- [Short problem] Copy out all the lines where "module" shows up.

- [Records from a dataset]
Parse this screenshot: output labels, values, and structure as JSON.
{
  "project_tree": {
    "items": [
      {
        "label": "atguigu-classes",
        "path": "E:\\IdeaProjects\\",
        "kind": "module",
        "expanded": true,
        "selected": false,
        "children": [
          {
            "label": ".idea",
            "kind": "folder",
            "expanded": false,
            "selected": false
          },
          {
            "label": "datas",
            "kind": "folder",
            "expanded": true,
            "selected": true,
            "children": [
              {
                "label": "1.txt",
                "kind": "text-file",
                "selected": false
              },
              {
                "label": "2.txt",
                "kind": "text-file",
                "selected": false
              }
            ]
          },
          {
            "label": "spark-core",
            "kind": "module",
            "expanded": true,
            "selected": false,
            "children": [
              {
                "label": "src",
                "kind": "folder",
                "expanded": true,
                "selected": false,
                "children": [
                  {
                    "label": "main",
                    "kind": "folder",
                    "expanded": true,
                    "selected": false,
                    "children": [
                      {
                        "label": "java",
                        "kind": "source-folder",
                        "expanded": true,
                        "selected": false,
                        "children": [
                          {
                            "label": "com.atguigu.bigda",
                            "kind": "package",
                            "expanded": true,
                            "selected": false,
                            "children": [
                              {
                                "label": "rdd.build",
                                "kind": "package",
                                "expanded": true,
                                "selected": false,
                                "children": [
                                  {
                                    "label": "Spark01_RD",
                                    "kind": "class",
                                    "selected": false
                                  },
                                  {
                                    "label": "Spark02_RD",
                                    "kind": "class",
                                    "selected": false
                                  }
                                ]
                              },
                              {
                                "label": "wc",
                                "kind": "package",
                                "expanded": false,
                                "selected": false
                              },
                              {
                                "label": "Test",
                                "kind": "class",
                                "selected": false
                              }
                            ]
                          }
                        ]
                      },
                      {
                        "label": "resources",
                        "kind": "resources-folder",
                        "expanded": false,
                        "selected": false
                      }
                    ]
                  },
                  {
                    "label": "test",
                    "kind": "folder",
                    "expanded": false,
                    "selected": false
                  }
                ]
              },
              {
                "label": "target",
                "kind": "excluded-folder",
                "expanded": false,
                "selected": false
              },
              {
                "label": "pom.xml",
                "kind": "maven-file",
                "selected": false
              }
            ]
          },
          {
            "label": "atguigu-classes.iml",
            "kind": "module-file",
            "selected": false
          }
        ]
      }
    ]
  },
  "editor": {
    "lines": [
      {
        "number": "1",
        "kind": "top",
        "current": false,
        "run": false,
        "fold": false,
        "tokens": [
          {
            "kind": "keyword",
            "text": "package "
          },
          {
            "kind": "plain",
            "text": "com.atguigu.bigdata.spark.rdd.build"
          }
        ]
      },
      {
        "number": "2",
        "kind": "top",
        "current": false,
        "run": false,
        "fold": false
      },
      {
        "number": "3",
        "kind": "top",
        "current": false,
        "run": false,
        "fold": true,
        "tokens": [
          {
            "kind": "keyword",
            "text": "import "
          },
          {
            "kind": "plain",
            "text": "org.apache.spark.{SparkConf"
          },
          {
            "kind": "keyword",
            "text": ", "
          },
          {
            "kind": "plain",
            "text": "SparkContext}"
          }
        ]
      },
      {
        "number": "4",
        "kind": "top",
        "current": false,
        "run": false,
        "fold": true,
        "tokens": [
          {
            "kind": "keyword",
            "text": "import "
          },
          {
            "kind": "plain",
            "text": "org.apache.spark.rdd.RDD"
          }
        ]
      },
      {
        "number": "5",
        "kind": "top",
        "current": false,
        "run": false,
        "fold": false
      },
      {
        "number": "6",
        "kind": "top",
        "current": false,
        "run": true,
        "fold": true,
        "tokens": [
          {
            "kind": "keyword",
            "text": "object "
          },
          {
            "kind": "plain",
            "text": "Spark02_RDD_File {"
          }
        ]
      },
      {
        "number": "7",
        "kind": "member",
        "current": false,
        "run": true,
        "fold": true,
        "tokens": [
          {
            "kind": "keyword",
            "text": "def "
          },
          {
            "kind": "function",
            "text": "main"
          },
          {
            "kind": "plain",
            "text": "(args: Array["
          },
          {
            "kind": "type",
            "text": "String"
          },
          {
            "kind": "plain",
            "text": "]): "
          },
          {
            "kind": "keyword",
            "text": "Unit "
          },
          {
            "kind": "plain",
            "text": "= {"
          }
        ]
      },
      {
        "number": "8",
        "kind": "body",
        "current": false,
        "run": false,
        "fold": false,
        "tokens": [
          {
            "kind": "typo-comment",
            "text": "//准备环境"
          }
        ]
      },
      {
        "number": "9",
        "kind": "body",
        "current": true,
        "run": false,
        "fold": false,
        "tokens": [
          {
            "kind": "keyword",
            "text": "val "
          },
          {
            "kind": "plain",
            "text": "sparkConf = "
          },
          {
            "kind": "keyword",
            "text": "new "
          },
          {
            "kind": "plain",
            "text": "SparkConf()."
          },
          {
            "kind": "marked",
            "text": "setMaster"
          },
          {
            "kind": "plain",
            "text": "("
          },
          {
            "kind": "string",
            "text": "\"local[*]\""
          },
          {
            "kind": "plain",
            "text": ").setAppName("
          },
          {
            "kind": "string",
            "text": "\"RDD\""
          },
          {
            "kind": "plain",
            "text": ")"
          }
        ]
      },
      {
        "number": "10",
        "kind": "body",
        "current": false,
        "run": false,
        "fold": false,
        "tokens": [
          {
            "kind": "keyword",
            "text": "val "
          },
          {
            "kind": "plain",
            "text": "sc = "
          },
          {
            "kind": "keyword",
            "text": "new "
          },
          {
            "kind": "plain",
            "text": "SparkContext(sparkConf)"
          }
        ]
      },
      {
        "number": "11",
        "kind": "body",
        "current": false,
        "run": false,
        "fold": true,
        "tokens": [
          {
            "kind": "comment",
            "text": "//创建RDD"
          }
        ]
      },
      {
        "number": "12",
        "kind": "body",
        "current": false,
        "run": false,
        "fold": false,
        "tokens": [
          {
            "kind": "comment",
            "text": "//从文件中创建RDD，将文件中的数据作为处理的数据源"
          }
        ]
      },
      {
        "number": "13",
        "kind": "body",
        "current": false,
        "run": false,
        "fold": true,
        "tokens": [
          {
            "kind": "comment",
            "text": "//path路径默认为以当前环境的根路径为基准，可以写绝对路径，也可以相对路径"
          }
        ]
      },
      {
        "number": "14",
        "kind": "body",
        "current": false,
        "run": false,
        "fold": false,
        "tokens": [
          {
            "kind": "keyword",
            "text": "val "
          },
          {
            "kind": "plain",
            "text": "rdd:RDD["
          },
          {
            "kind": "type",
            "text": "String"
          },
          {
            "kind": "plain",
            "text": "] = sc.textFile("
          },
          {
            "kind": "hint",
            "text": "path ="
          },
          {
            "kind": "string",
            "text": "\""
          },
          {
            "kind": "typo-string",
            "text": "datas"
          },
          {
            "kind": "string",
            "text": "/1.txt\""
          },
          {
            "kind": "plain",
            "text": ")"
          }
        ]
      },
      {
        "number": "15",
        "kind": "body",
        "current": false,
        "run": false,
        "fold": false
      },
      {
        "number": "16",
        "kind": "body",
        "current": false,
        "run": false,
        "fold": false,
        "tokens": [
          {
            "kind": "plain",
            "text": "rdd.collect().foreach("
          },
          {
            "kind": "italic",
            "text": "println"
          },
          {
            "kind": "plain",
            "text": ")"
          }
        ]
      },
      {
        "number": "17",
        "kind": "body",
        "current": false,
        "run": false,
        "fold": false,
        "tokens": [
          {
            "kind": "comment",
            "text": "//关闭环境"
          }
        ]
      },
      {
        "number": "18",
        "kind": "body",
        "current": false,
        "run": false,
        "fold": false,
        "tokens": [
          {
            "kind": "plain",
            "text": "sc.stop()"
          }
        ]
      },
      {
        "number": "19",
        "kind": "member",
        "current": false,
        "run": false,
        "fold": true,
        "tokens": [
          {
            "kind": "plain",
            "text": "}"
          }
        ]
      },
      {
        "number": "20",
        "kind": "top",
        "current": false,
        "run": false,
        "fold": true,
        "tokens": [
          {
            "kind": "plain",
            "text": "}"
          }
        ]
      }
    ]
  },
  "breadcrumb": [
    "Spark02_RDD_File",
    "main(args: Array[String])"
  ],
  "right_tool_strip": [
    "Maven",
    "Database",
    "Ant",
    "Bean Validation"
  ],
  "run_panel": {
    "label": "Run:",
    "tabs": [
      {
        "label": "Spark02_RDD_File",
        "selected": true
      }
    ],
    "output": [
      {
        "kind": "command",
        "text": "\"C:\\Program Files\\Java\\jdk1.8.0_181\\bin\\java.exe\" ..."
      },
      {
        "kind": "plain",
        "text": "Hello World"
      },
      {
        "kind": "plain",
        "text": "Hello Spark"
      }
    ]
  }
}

- [Written answer]
        "kind": "module",
            "kind": "module",
            "kind": "module-file",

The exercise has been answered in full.